## Exercise task
Check each line of the listing, and copy it if it contains the word "JSON".
....
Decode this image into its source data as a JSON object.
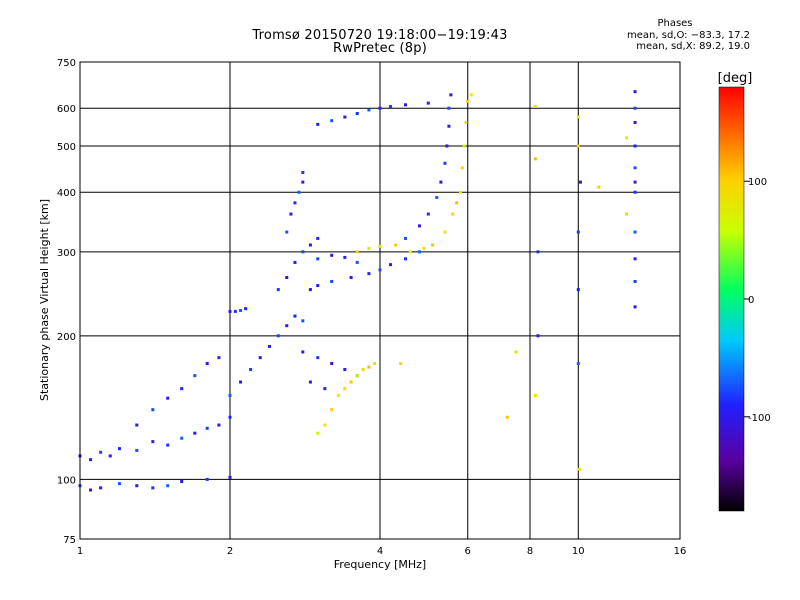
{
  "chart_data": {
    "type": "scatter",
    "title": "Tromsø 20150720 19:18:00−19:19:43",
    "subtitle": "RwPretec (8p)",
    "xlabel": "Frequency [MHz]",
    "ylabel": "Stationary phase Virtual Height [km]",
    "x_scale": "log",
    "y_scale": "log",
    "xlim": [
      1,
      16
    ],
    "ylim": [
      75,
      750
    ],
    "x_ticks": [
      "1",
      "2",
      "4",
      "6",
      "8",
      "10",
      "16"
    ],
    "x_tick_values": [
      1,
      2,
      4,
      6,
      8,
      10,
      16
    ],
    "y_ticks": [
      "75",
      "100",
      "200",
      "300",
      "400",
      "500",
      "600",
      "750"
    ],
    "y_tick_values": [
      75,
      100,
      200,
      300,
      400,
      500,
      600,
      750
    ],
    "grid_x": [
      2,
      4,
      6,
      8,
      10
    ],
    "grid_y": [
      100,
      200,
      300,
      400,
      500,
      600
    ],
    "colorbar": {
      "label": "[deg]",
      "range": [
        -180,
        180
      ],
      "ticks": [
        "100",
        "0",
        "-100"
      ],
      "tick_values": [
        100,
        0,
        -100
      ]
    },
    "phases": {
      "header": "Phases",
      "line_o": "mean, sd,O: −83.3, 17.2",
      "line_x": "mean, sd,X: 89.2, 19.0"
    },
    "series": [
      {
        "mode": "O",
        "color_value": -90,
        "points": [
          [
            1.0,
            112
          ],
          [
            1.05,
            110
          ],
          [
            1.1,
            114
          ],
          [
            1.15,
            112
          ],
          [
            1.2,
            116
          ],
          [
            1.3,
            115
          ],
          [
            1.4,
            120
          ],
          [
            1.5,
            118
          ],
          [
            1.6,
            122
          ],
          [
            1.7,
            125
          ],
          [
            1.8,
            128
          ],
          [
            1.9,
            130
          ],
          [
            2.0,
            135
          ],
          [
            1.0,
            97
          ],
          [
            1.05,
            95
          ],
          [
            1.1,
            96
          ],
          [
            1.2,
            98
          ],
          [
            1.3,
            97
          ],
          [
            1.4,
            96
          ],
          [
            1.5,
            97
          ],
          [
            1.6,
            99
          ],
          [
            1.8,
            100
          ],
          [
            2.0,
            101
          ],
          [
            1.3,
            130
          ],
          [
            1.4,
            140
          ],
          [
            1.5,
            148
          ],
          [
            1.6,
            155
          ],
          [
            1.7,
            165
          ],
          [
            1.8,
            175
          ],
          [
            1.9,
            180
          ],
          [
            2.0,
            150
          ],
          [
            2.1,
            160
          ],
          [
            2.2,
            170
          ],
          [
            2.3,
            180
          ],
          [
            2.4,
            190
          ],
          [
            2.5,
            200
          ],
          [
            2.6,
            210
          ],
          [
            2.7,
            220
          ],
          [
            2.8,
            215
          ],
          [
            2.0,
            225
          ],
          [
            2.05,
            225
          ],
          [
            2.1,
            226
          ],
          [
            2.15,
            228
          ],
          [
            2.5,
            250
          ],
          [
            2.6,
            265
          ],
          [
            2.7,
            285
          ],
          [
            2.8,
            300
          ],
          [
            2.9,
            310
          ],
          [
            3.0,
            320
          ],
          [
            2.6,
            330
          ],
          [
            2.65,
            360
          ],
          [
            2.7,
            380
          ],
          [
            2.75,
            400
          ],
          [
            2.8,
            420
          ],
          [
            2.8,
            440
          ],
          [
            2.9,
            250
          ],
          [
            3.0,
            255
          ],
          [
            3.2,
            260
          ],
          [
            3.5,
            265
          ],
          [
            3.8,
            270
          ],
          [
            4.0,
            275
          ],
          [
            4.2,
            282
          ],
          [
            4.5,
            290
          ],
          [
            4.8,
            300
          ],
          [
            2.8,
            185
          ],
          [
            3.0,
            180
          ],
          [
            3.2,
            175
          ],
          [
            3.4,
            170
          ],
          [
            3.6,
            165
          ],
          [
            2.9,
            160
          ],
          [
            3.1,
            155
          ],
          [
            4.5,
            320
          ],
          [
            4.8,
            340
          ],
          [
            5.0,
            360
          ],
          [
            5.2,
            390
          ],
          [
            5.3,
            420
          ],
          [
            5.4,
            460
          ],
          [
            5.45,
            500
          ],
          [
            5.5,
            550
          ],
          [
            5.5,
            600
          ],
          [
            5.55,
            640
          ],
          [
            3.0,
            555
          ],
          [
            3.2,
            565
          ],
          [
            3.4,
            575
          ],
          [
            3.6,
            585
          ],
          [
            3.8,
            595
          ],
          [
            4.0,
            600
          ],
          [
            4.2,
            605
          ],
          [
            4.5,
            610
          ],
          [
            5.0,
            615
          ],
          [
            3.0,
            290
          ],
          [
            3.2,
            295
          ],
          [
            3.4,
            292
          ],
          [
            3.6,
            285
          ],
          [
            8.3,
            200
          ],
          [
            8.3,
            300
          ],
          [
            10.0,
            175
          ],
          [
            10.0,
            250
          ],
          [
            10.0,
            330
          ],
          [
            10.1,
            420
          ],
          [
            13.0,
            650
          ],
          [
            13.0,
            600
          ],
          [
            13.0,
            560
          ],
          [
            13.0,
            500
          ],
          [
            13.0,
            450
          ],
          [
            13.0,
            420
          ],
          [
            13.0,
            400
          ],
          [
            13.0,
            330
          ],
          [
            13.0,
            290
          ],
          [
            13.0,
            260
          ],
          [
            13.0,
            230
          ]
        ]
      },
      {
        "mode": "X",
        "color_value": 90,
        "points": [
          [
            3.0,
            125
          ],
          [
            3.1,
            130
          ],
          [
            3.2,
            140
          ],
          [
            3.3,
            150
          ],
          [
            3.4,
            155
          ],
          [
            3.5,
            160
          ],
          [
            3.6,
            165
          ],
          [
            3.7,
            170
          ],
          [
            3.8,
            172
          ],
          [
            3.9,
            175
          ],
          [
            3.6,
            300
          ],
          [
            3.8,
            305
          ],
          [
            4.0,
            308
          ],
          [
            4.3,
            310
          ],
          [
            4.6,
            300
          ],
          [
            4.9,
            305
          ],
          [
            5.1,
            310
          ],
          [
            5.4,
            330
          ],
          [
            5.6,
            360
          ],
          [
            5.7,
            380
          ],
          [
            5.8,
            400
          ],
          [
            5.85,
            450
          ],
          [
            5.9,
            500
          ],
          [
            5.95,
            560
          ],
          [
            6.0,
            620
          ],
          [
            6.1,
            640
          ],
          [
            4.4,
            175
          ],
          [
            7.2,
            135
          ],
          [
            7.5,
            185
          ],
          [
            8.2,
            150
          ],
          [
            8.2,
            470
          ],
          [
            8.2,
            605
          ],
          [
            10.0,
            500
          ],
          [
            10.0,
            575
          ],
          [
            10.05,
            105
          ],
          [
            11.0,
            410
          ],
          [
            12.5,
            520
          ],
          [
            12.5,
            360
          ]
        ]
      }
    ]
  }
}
....
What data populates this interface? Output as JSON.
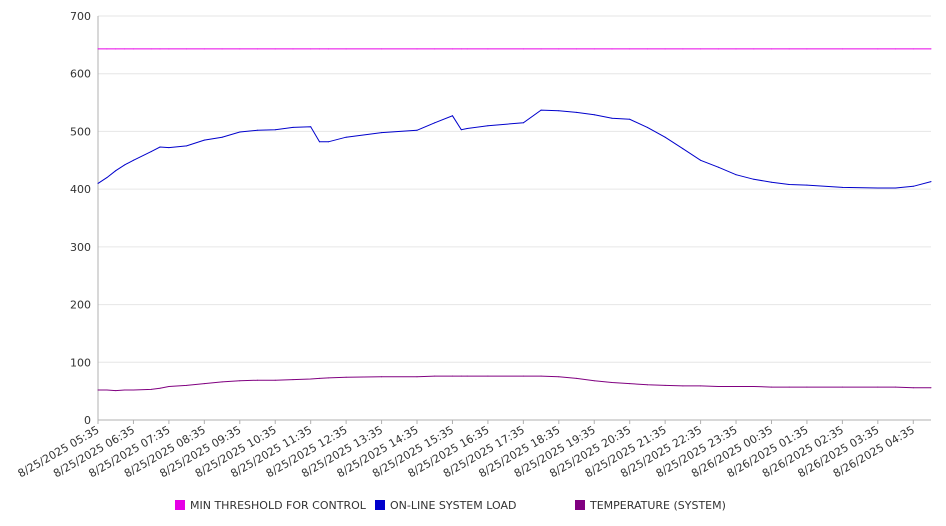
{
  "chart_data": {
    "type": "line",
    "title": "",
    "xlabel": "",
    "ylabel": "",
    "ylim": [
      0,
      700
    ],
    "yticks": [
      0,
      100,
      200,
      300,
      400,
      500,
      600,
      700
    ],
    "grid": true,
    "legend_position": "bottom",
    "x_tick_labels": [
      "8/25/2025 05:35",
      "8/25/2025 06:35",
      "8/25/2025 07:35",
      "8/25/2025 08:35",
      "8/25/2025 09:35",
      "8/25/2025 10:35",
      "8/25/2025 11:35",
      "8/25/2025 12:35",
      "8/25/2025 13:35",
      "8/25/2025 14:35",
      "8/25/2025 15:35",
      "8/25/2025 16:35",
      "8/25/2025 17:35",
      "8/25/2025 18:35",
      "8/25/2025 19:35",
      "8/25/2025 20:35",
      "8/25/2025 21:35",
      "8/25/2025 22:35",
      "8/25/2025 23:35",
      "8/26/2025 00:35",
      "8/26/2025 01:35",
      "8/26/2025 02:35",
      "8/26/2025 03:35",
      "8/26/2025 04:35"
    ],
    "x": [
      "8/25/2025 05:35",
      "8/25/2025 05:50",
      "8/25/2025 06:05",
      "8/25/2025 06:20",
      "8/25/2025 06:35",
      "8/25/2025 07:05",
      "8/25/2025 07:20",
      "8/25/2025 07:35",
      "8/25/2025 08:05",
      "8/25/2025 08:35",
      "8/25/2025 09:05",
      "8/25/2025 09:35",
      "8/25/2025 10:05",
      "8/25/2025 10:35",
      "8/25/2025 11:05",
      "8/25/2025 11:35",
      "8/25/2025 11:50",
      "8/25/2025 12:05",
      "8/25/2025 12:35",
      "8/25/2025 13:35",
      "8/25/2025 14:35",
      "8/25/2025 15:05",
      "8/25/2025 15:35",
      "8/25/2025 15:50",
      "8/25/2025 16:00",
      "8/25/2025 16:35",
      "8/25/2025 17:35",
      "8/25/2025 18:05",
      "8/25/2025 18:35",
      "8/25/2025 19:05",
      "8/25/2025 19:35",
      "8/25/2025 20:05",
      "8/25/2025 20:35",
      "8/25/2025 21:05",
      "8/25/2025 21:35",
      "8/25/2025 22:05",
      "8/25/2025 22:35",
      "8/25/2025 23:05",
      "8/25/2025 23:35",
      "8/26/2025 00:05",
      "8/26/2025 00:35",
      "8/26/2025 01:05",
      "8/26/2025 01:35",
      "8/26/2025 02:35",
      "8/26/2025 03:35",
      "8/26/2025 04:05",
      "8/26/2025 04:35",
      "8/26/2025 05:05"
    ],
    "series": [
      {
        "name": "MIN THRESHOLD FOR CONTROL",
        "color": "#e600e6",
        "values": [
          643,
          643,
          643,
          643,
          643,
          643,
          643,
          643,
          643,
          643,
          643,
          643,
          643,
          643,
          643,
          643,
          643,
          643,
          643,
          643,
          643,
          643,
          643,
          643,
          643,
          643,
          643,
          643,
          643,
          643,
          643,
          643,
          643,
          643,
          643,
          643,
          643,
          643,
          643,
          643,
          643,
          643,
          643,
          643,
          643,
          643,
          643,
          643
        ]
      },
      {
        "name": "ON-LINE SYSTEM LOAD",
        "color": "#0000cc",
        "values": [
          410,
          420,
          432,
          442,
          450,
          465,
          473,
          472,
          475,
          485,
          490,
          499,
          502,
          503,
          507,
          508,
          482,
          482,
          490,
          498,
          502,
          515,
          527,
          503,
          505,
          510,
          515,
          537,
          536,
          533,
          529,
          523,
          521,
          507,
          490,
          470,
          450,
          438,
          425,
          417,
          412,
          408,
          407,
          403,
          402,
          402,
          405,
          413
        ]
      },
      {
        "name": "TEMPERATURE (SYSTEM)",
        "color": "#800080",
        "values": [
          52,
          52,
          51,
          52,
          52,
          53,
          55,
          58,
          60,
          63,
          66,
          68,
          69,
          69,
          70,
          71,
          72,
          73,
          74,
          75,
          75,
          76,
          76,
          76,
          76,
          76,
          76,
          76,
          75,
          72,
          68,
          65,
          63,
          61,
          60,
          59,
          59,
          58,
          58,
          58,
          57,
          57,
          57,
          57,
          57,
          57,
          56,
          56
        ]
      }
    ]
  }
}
....
## Correct response
Decode this image into its source data as a JSON object.
What data populates this interface? Output as JSON.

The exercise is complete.